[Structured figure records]
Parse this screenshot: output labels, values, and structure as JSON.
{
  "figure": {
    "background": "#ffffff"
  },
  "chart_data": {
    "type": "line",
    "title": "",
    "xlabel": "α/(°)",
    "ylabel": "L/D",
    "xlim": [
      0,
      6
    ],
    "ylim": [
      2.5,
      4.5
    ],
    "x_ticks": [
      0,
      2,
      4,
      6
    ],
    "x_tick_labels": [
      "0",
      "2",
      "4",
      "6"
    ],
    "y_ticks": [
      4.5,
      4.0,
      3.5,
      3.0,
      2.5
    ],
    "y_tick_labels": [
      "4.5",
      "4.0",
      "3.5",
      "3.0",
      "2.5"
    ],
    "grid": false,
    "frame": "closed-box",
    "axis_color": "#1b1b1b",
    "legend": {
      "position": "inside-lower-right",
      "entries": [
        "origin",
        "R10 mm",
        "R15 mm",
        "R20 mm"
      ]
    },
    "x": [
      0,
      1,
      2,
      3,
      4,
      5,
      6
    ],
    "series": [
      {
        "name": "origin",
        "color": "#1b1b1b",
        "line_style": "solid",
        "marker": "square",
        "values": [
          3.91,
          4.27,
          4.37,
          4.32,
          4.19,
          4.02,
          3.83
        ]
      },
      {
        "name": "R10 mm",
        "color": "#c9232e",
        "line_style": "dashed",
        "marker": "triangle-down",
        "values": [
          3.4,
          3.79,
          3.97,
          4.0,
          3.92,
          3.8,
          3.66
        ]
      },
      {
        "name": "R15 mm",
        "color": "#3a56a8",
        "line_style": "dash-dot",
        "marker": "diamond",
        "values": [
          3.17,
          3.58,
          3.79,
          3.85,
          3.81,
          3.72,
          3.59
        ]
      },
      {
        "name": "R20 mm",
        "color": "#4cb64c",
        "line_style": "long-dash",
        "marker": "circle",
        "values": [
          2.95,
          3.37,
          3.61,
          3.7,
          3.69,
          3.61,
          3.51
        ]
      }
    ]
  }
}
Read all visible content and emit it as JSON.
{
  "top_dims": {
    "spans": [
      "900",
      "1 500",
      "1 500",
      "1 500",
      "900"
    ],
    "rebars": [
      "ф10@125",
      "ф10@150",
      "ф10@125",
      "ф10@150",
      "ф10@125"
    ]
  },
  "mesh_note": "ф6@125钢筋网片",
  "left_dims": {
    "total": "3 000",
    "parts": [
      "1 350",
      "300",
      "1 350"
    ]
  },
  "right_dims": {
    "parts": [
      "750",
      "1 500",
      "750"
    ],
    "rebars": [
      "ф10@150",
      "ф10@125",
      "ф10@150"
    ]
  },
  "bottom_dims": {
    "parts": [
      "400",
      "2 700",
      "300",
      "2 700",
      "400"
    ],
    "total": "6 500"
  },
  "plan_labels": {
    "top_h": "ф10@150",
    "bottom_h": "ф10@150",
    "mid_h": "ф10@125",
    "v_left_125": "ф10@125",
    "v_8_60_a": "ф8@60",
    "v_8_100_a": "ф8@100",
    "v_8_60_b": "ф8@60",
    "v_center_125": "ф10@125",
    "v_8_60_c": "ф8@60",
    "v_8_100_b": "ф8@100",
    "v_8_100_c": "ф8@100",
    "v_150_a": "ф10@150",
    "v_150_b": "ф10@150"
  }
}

• **Instruction**
Take the entries and copy them out exactly.

• **Answer to the exercise**
Parse this screenshot: output labels, values, and structure as JSON.
{
  "figure": {
    "background": "#ffffff"
  },
  "chart_data": {
    "type": "line",
    "title": "",
    "xlabel": "α/(°)",
    "ylabel": "L/D",
    "xlim": [
      0,
      6
    ],
    "ylim": [
      2.5,
      4.5
    ],
    "x_ticks": [
      0,
      2,
      4,
      6
    ],
    "x_tick_labels": [
      "0",
      "2",
      "4",
      "6"
    ],
    "y_ticks": [
      4.5,
      4.0,
      3.5,
      3.0,
      2.5
    ],
    "y_tick_labels": [
      "4.5",
      "4.0",
      "3.5",
      "3.0",
      "2.5"
    ],
    "grid": false,
    "frame": "closed-box",
    "axis_color": "#1b1b1b",
    "legend": {
      "position": "inside-lower-right",
      "entries": [
        "origin",
        "R10 mm",
        "R15 mm",
        "R20 mm"
      ]
    },
    "x": [
      0,
      1,
      2,
      3,
      4,
      5,
      6
    ],
    "series": [
      {
        "name": "origin",
        "color": "#1b1b1b",
        "line_style": "solid",
        "marker": "square",
        "values": [
          3.91,
          4.27,
          4.37,
          4.32,
          4.19,
          4.02,
          3.83
        ]
      },
      {
        "name": "R10 mm",
        "color": "#c9232e",
        "line_style": "dashed",
        "marker": "triangle-down",
        "values": [
          3.4,
          3.79,
          3.97,
          4.0,
          3.92,
          3.8,
          3.66
        ]
      },
      {
        "name": "R15 mm",
        "color": "#3a56a8",
        "line_style": "dash-dot",
        "marker": "diamond",
        "values": [
          3.17,
          3.58,
          3.79,
          3.85,
          3.81,
          3.72,
          3.59
        ]
      },
      {
        "name": "R20 mm",
        "color": "#4cb64c",
        "line_style": "long-dash",
        "marker": "circle",
        "values": [
          2.95,
          3.37,
          3.61,
          3.7,
          3.69,
          3.61,
          3.51
        ]
      }
    ]
  }
}
Read all visible content and emit it as JSON.
{
  "top_dims": {
    "spans": [
      "900",
      "1 500",
      "1 500",
      "1 500",
      "900"
    ],
    "rebars": [
      "ф10@125",
      "ф10@150",
      "ф10@125",
      "ф10@150",
      "ф10@125"
    ]
  },
  "mesh_note": "ф6@125钢筋网片",
  "left_dims": {
    "total": "3 000",
    "parts": [
      "1 350",
      "300",
      "1 350"
    ]
  },
  "right_dims": {
    "parts": [
      "750",
      "1 500",
      "750"
    ],
    "rebars": [
      "ф10@150",
      "ф10@125",
      "ф10@150"
    ]
  },
  "bottom_dims": {
    "parts": [
      "400",
      "2 700",
      "300",
      "2 700",
      "400"
    ],
    "total": "6 500"
  },
  "plan_labels": {
    "top_h": "ф10@150",
    "bottom_h": "ф10@150",
    "mid_h": "ф10@125",
    "v_left_125": "ф10@125",
    "v_8_60_a": "ф8@60",
    "v_8_100_a": "ф8@100",
    "v_8_60_b": "ф8@60",
    "v_center_125": "ф10@125",
    "v_8_60_c": "ф8@60",
    "v_8_100_b": "ф8@100",
    "v_8_100_c": "ф8@100",
    "v_150_a": "ф10@150",
    "v_150_b": "ф10@150"
  }
}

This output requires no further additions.